SHORT TASK ▸
Verbatim output of all the material below is required.

Entries taken from a collection ▸
++++++++++

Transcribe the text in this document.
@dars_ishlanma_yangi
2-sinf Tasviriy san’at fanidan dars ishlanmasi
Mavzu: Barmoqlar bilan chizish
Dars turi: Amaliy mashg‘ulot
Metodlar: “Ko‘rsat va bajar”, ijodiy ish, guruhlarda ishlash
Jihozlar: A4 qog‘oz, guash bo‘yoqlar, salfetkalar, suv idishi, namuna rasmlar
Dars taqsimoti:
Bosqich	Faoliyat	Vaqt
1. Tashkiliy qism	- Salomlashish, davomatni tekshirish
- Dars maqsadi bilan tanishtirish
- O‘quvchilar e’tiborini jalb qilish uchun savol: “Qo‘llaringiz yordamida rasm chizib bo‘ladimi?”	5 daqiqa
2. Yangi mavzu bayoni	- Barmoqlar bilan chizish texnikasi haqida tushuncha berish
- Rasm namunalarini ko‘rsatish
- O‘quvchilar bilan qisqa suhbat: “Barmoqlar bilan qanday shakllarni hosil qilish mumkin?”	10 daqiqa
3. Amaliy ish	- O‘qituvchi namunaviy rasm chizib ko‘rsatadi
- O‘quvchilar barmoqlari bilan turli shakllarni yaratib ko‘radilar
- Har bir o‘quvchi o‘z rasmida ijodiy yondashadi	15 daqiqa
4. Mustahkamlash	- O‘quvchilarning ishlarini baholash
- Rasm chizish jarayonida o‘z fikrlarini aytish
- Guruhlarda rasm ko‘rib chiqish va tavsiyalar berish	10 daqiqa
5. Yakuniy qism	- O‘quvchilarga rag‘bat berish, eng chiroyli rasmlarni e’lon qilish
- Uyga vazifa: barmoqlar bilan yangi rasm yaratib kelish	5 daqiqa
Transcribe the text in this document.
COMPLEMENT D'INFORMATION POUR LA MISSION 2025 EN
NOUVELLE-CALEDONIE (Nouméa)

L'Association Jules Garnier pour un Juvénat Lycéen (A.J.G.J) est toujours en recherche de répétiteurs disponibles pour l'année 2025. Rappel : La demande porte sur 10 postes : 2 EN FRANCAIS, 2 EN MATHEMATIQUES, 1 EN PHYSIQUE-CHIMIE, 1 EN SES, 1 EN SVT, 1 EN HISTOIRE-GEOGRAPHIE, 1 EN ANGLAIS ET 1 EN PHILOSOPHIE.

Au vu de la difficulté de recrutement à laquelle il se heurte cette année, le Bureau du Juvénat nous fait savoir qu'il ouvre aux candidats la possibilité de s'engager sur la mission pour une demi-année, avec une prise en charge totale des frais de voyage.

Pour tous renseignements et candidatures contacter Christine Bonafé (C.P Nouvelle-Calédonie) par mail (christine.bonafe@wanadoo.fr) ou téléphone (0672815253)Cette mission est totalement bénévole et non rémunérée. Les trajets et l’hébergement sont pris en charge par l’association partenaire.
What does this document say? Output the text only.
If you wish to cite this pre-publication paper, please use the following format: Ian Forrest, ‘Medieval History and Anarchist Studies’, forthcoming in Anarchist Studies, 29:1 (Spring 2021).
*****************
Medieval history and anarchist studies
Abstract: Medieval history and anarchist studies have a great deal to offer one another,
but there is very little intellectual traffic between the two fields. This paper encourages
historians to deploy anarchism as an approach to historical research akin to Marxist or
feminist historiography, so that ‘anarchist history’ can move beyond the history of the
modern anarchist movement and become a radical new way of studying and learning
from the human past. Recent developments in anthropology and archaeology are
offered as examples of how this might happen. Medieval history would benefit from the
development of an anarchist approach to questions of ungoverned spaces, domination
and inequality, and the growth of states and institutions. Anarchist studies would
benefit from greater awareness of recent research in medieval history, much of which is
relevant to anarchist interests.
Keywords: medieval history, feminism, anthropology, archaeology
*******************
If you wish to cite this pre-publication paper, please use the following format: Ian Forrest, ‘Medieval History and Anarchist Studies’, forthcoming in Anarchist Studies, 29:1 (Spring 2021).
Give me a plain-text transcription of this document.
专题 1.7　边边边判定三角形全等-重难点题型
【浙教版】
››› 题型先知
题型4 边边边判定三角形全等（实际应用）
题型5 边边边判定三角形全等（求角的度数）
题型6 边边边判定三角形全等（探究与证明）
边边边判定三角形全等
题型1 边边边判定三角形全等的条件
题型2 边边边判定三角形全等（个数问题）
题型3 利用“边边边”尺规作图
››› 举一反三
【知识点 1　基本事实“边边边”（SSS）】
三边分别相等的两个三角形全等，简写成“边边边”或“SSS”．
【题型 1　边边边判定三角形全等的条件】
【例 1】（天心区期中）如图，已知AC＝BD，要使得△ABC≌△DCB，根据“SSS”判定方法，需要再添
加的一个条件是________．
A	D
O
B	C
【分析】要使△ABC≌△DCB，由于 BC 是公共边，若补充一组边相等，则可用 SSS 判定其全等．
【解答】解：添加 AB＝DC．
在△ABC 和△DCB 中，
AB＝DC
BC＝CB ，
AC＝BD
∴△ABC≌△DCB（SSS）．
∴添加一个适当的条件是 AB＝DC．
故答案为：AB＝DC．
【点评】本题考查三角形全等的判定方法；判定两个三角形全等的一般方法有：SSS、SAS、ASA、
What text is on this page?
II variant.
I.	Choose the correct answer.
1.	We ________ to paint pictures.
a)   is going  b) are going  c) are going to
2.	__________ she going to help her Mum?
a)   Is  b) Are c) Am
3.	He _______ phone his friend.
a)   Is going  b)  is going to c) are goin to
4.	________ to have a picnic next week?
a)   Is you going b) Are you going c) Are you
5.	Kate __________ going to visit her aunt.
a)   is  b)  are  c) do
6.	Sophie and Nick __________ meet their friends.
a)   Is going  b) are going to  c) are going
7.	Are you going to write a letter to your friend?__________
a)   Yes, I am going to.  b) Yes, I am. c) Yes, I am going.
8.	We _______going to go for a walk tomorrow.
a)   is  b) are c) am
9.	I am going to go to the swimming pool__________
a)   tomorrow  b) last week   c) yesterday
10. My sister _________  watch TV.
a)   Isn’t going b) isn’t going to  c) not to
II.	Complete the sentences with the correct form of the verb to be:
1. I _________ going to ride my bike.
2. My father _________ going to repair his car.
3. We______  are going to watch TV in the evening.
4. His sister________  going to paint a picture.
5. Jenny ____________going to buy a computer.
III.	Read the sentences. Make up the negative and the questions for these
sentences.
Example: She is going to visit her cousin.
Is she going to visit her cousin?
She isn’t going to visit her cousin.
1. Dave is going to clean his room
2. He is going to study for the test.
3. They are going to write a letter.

++++++++++

RIGHT ANSWER ▸
Transcribe the text in this document.
@dars_ishlanma_yangi
2-sinf Tasviriy san’at fanidan dars ishlanmasi
Mavzu: Barmoqlar bilan chizish
Dars turi: Amaliy mashg‘ulot
Metodlar: “Ko‘rsat va bajar”, ijodiy ish, guruhlarda ishlash
Jihozlar: A4 qog‘oz, guash bo‘yoqlar, salfetkalar, suv idishi, namuna rasmlar
Dars taqsimoti:
Bosqich	Faoliyat	Vaqt
1. Tashkiliy qism	- Salomlashish, davomatni tekshirish
- Dars maqsadi bilan tanishtirish
- O‘quvchilar e’tiborini jalb qilish uchun savol: “Qo‘llaringiz yordamida rasm chizib bo‘ladimi?”	5 daqiqa
2. Yangi mavzu bayoni	- Barmoqlar bilan chizish texnikasi haqida tushuncha berish
- Rasm namunalarini ko‘rsatish
- O‘quvchilar bilan qisqa suhbat: “Barmoqlar bilan qanday shakllarni hosil qilish mumkin?”	10 daqiqa
3. Amaliy ish	- O‘qituvchi namunaviy rasm chizib ko‘rsatadi
- O‘quvchilar barmoqlari bilan turli shakllarni yaratib ko‘radilar
- Har bir o‘quvchi o‘z rasmida ijodiy yondashadi	15 daqiqa
4. Mustahkamlash	- O‘quvchilarning ishlarini baholash
- Rasm chizish jarayonida o‘z fikrlarini aytish
- Guruhlarda rasm ko‘rib chiqish va tavsiyalar berish	10 daqiqa
5. Yakuniy qism	- O‘quvchilarga rag‘bat berish, eng chiroyli rasmlarni e’lon qilish
- Uyga vazifa: barmoqlar bilan yangi rasm yaratib kelish	5 daqiqa
Transcribe the text in this document.
COMPLEMENT D'INFORMATION POUR LA MISSION 2025 EN
NOUVELLE-CALEDONIE (Nouméa)

L'Association Jules Garnier pour un Juvénat Lycéen (A.J.G.J) est toujours en recherche de répétiteurs disponibles pour l'année 2025. Rappel : La demande porte sur 10 postes : 2 EN FRANCAIS, 2 EN MATHEMATIQUES, 1 EN PHYSIQUE-CHIMIE, 1 EN SES, 1 EN SVT, 1 EN HISTOIRE-GEOGRAPHIE, 1 EN ANGLAIS ET 1 EN PHILOSOPHIE.

Au vu de la difficulté de recrutement à laquelle il se heurte cette année, le Bureau du Juvénat nous fait savoir qu'il ouvre aux candidats la possibilité de s'engager sur la mission pour une demi-année, avec une prise en charge totale des frais de voyage.

Pour tous renseignements et candidatures contacter Christine Bonafé (C.P Nouvelle-Calédonie) par mail (christine.bonafe@wanadoo.fr) ou téléphone (0672815253)Cette mission est totalement bénévole et non rémunérée. Les trajets et l’hébergement sont pris en charge par l’association partenaire.
What does this document say? Output the text only.
If you wish to cite this pre-publication paper, please use the following format: Ian Forrest, ‘Medieval History and Anarchist Studies’, forthcoming in Anarchist Studies, 29:1 (Spring 2021).
*****************
Medieval history and anarchist studies
Abstract: Medieval history and anarchist studies have a great deal to offer one another,
but there is very little intellectual traffic between the two fields. This paper encourages
historians to deploy anarchism as an approach to historical research akin to Marxist or
feminist historiography, so that ‘anarchist history’ can move beyond the history of the
modern anarchist movement and become a radical new way of studying and learning
from the human past. Recent developments in anthropology and archaeology are
offered as examples of how this might happen. Medieval history would benefit from the
development of an anarchist approach to questions of ungoverned spaces, domination
and inequality, and the growth of states and institutions. Anarchist studies would
benefit from greater awareness of recent research in medieval history, much of which is
relevant to anarchist interests.
Keywords: medieval history, feminism, anthropology, archaeology
*******************
If you wish to cite this pre-publication paper, please use the following format: Ian Forrest, ‘Medieval History and Anarchist Studies’, forthcoming in Anarchist Studies, 29:1 (Spring 2021).
Give me a plain-text transcription of this document.
专题 1.7　边边边判定三角形全等-重难点题型
【浙教版】
››› 题型先知
题型4 边边边判定三角形全等（实际应用）
题型5 边边边判定三角形全等（求角的度数）
题型6 边边边判定三角形全等（探究与证明）
边边边判定三角形全等
题型1 边边边判定三角形全等的条件
题型2 边边边判定三角形全等（个数问题）
题型3 利用“边边边”尺规作图
››› 举一反三
【知识点 1　基本事实“边边边”（SSS）】
三边分别相等的两个三角形全等，简写成“边边边”或“SSS”．
【题型 1　边边边判定三角形全等的条件】
【例 1】（天心区期中）如图，已知AC＝BD，要使得△ABC≌△DCB，根据“SSS”判定方法，需要再添
加的一个条件是________．
A	D
O
B	C
【分析】要使△ABC≌△DCB，由于 BC 是公共边，若补充一组边相等，则可用 SSS 判定其全等．
【解答】解：添加 AB＝DC．
在△ABC 和△DCB 中，
AB＝DC
BC＝CB ，
AC＝BD
∴△ABC≌△DCB（SSS）．
∴添加一个适当的条件是 AB＝DC．
故答案为：AB＝DC．
【点评】本题考查三角形全等的判定方法；判定两个三角形全等的一般方法有：SSS、SAS、ASA、
What text is on this page?
II variant.
I.	Choose the correct answer.
1.	We ________ to paint pictures.
a)   is going  b) are going  c) are going to
2.	__________ she going to help her Mum?
a)   Is  b) Are c) Am
3.	He _______ phone his friend.
a)   Is going  b)  is going to c) are goin to
4.	________ to have a picnic next week?
a)   Is you going b) Are you going c) Are you
5.	Kate __________ going to visit her aunt.
a)   is  b)  are  c) do
6.	Sophie and Nick __________ meet their friends.
a)   Is going  b) are going to  c) are going
7.	Are you going to write a letter to your friend?__________
a)   Yes, I am going to.  b) Yes, I am. c) Yes, I am going.
8.	We _______going to go for a walk tomorrow.
a)   is  b) are c) am
9.	I am going to go to the swimming pool__________
a)   tomorrow  b) last week   c) yesterday
10. My sister _________  watch TV.
a)   Isn’t going b) isn’t going to  c) not to
II.	Complete the sentences with the correct form of the verb to be:
1. I _________ going to ride my bike.
2. My father _________ going to repair his car.
3. We______  are going to watch TV in the evening.
4. His sister________  going to paint a picture.
5. Jenny ____________going to buy a computer.
III.	Read the sentences. Make up the negative and the questions for these
sentences.
Example: She is going to visit her cousin.
Is she going to visit her cousin?
She isn’t going to visit her cousin.
1. Dave is going to clean his room
2. He is going to study for the test.
3. They are going to write a letter.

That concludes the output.